** start **

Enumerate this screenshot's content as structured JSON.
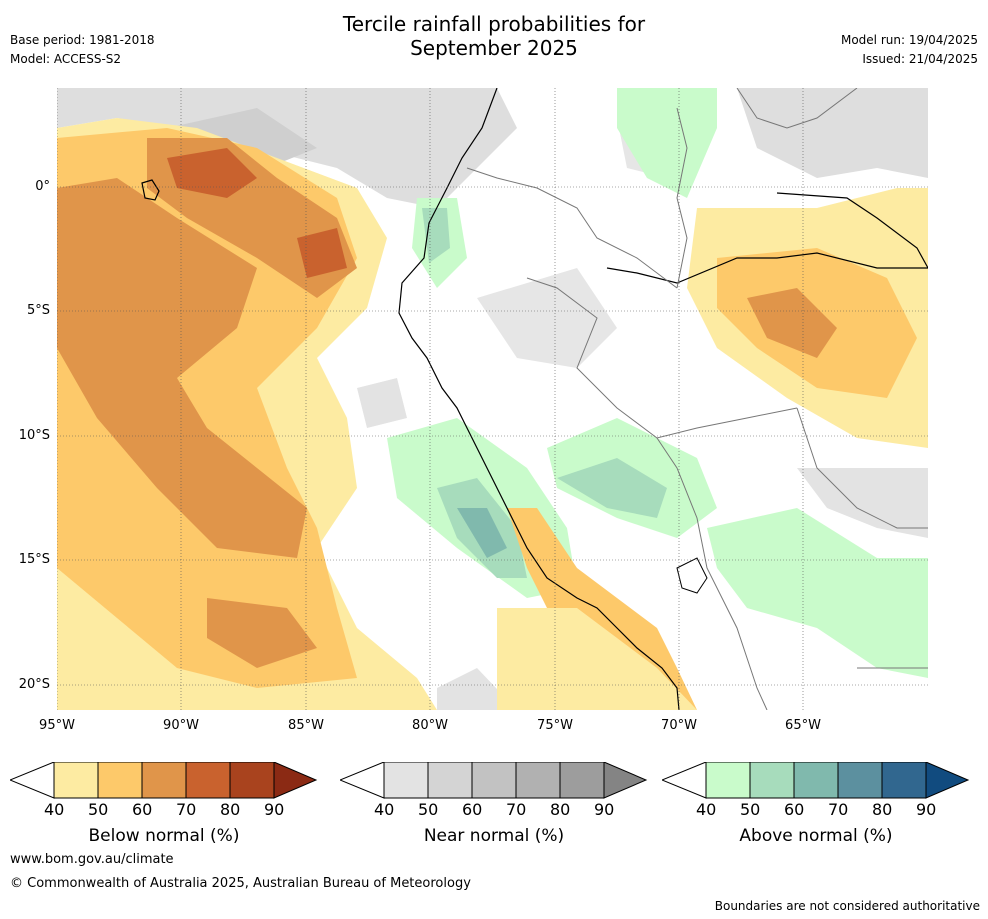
{
  "header": {
    "title_line1": "Tercile rainfall probabilities for",
    "title_line2": "September 2025",
    "base_period": "Base period: 1981-2018",
    "model": "Model: ACCESS-S2",
    "model_run": "Model run: 19/04/2025",
    "issued": "Issued: 21/04/2025"
  },
  "map": {
    "lat_labels": [
      "0°",
      "5°S",
      "10°S",
      "15°S",
      "20°S"
    ],
    "lon_labels": [
      "95°W",
      "90°W",
      "85°W",
      "80°W",
      "75°W",
      "70°W",
      "65°W"
    ]
  },
  "colorbars": [
    {
      "title": "Below normal (%)",
      "ticks": [
        "40",
        "50",
        "60",
        "70",
        "80",
        "90"
      ],
      "colors": [
        "#fdeba2",
        "#fdc96a",
        "#e0954a",
        "#c9622e",
        "#a9431e",
        "#8b2a14"
      ]
    },
    {
      "title": "Near normal (%)",
      "ticks": [
        "40",
        "50",
        "60",
        "70",
        "80",
        "90"
      ],
      "colors": [
        "#e3e3e3",
        "#d4d4d4",
        "#c2c2c2",
        "#b1b1b1",
        "#9d9d9d",
        "#848484"
      ]
    },
    {
      "title": "Above normal (%)",
      "ticks": [
        "40",
        "50",
        "60",
        "70",
        "80",
        "90"
      ],
      "colors": [
        "#c9fbcb",
        "#a7dcbc",
        "#80b9ad",
        "#5c909f",
        "#31678f",
        "#114b7f"
      ]
    }
  ],
  "footer": {
    "website": "www.bom.gov.au/climate",
    "copyright": "© Commonwealth of Australia 2025, Australian Bureau of Meteorology",
    "disclaimer": "Boundaries are not considered authoritative"
  }
}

** end **

_Set task_
Give all the lines above again, character for character, without pictures.

_Exercise solution_
Enumerate this screenshot's content as structured JSON.
{
  "header": {
    "title_line1": "Tercile rainfall probabilities for",
    "title_line2": "September 2025",
    "base_period": "Base period: 1981-2018",
    "model": "Model: ACCESS-S2",
    "model_run": "Model run: 19/04/2025",
    "issued": "Issued: 21/04/2025"
  },
  "map": {
    "lat_labels": [
      "0°",
      "5°S",
      "10°S",
      "15°S",
      "20°S"
    ],
    "lon_labels": [
      "95°W",
      "90°W",
      "85°W",
      "80°W",
      "75°W",
      "70°W",
      "65°W"
    ]
  },
  "colorbars": [
    {
      "title": "Below normal (%)",
      "ticks": [
        "40",
        "50",
        "60",
        "70",
        "80",
        "90"
      ],
      "colors": [
        "#fdeba2",
        "#fdc96a",
        "#e0954a",
        "#c9622e",
        "#a9431e",
        "#8b2a14"
      ]
    },
    {
      "title": "Near normal (%)",
      "ticks": [
        "40",
        "50",
        "60",
        "70",
        "80",
        "90"
      ],
      "colors": [
        "#e3e3e3",
        "#d4d4d4",
        "#c2c2c2",
        "#b1b1b1",
        "#9d9d9d",
        "#848484"
      ]
    },
    {
      "title": "Above normal (%)",
      "ticks": [
        "40",
        "50",
        "60",
        "70",
        "80",
        "90"
      ],
      "colors": [
        "#c9fbcb",
        "#a7dcbc",
        "#80b9ad",
        "#5c909f",
        "#31678f",
        "#114b7f"
      ]
    }
  ],
  "footer": {
    "website": "www.bom.gov.au/climate",
    "copyright": "© Commonwealth of Australia 2025, Australian Bureau of Meteorology",
    "disclaimer": "Boundaries are not considered authoritative"
  }
}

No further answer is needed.